## What is asked
Output the entries below exactly as written, omitting pictures.

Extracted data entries

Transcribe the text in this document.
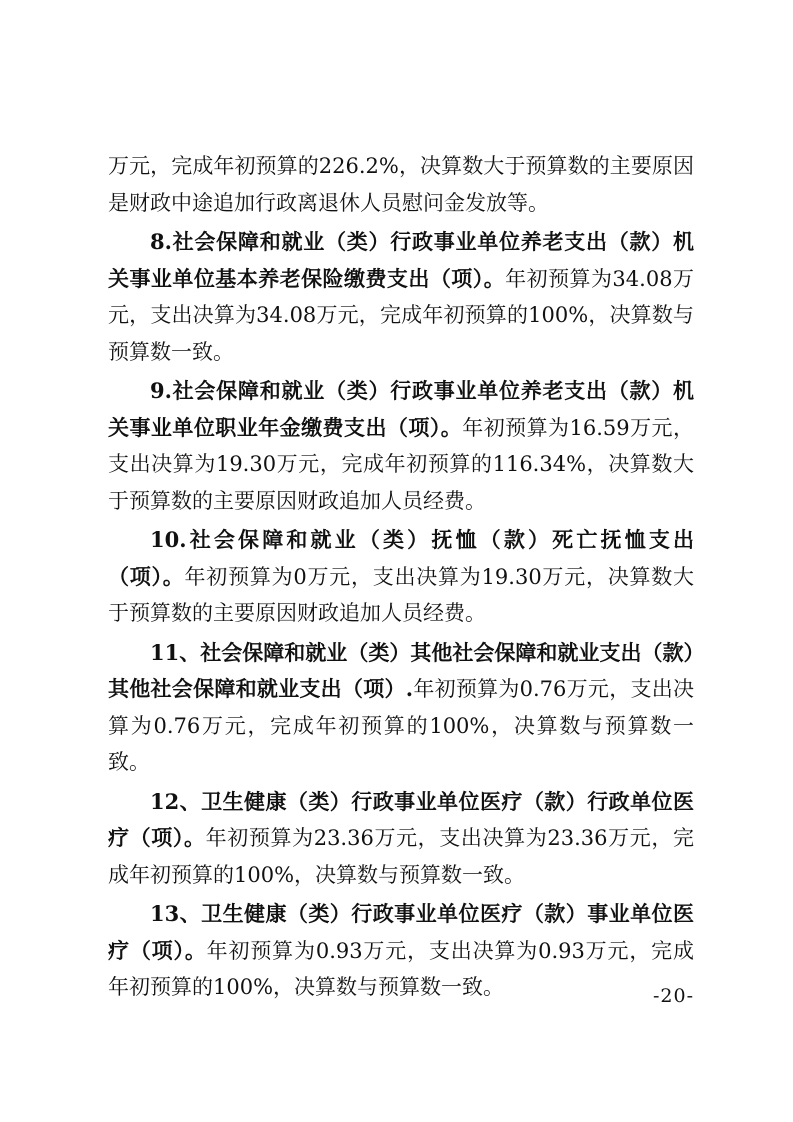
万元，完成年初预算的226.2%，决算数大于预算数的主要原因是财政中途追加行政离退休人员慰问金发放等。

8.社会保障和就业（类）行政事业单位养老支出（款）机关事业单位基本养老保险缴费支出（项）。年初预算为34.08万元，支出决算为34.08万元，完成年初预算的100%，决算数与预算数一致。

9.社会保障和就业（类）行政事业单位养老支出（款）机关事业单位职业年金缴费支出（项）。年初预算为16.59万元，支出决算为19.30万元，完成年初预算的116.34%，决算数大于预算数的主要原因财政追加人员经费。

10.社会保障和就业（类）抚恤（款）死亡抚恤支出（项）。年初预算为0万元，支出决算为19.30万元，决算数大于预算数的主要原因财政追加人员经费。

11、社会保障和就业（类）其他社会保障和就业支出（款）其他社会保障和就业支出（项）.年初预算为0.76万元，支出决算为0.76万元，完成年初预算的100%，决算数与预算数一致。

12、卫生健康（类）行政事业单位医疗（款）行政单位医疗（项）。年初预算为23.36万元，支出决算为23.36万元，完成年初预算的100%，决算数与预算数一致。

13、卫生健康（类）行政事业单位医疗（款）事业单位医疗（项）。年初预算为0.93万元，支出决算为0.93万元，完成年初预算的100%，决算数与预算数一致。	-20-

## The output
Transcribe the text in this document.
万元，完成年初预算的226.2%，决算数大于预算数的主要原因是财政中途追加行政离退休人员慰问金发放等。

8.社会保障和就业（类）行政事业单位养老支出（款）机关事业单位基本养老保险缴费支出（项）。年初预算为34.08万元，支出决算为34.08万元，完成年初预算的100%，决算数与预算数一致。

9.社会保障和就业（类）行政事业单位养老支出（款）机关事业单位职业年金缴费支出（项）。年初预算为16.59万元，支出决算为19.30万元，完成年初预算的116.34%，决算数大于预算数的主要原因财政追加人员经费。

10.社会保障和就业（类）抚恤（款）死亡抚恤支出（项）。年初预算为0万元，支出决算为19.30万元，决算数大于预算数的主要原因财政追加人员经费。

11、社会保障和就业（类）其他社会保障和就业支出（款）其他社会保障和就业支出（项）.年初预算为0.76万元，支出决算为0.76万元，完成年初预算的100%，决算数与预算数一致。

12、卫生健康（类）行政事业单位医疗（款）行政单位医疗（项）。年初预算为23.36万元，支出决算为23.36万元，完成年初预算的100%，决算数与预算数一致。

13、卫生健康（类）行政事业单位医疗（款）事业单位医疗（项）。年初预算为0.93万元，支出决算为0.93万元，完成年初预算的100%，决算数与预算数一致。	-20-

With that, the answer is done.